** start **

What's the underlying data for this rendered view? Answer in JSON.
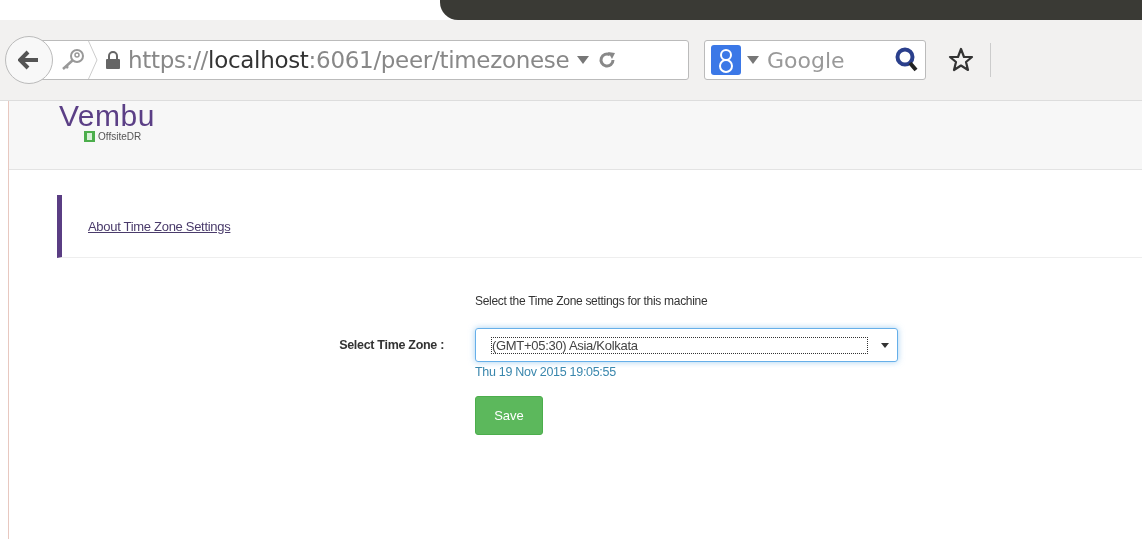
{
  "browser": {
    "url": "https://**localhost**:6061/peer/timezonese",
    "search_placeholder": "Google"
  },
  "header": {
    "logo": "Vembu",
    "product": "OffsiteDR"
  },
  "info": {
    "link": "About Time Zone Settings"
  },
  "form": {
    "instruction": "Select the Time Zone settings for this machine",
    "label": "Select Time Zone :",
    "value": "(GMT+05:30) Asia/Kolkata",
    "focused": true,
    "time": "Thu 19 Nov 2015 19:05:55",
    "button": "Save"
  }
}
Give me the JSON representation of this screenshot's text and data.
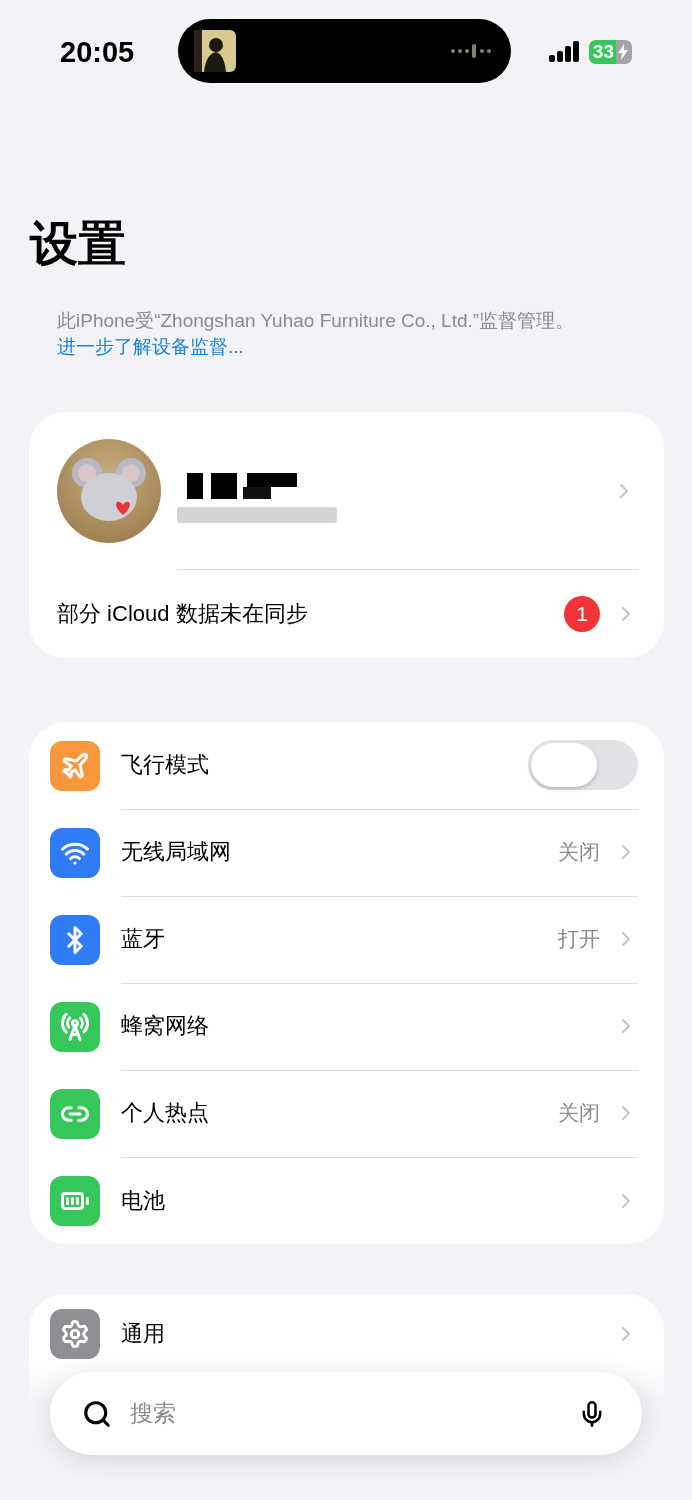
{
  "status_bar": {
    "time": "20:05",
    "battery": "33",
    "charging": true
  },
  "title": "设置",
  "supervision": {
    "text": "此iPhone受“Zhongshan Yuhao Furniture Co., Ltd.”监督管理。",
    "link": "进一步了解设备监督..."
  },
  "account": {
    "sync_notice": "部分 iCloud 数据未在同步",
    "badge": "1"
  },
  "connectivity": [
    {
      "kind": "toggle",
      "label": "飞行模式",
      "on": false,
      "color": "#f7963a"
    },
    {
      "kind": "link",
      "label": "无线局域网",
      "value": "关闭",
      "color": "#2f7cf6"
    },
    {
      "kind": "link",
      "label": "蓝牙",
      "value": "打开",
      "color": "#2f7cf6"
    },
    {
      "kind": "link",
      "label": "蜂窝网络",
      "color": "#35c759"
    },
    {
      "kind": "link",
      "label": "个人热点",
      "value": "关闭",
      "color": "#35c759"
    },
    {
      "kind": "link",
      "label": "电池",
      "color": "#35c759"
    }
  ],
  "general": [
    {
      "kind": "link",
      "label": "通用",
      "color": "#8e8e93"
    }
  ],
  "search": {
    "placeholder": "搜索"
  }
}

** end **
** start **

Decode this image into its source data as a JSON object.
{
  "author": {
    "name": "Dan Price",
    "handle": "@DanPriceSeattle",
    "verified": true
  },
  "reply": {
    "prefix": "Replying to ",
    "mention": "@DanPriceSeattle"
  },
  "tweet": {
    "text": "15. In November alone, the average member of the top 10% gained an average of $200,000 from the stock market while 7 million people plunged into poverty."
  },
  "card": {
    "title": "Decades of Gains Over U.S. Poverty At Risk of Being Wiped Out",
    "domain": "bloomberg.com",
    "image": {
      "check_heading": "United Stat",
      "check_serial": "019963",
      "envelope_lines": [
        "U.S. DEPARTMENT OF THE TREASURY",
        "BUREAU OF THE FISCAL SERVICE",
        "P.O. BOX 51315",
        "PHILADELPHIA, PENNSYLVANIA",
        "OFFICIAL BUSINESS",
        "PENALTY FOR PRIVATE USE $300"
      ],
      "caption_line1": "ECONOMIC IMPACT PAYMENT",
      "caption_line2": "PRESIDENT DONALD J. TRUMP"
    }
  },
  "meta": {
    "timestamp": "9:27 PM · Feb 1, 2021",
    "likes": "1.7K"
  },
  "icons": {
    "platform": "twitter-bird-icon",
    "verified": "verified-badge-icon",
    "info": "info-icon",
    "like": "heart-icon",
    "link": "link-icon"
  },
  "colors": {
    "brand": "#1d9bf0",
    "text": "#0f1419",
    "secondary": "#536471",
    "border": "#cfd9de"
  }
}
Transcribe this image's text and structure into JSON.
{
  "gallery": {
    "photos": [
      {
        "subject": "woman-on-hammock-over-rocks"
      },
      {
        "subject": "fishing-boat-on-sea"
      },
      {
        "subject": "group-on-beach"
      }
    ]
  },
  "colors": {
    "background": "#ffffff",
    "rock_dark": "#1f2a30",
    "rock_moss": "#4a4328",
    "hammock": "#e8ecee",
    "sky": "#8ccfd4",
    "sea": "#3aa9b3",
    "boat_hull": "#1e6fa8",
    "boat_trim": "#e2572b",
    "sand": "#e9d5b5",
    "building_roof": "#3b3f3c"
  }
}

** end **

EXERCISE REQUIREMENTS:
Copy every line of the data that holds the string "true".

FULL RESPONSE:
    "focused": true,
    "charging": true
    "verified": true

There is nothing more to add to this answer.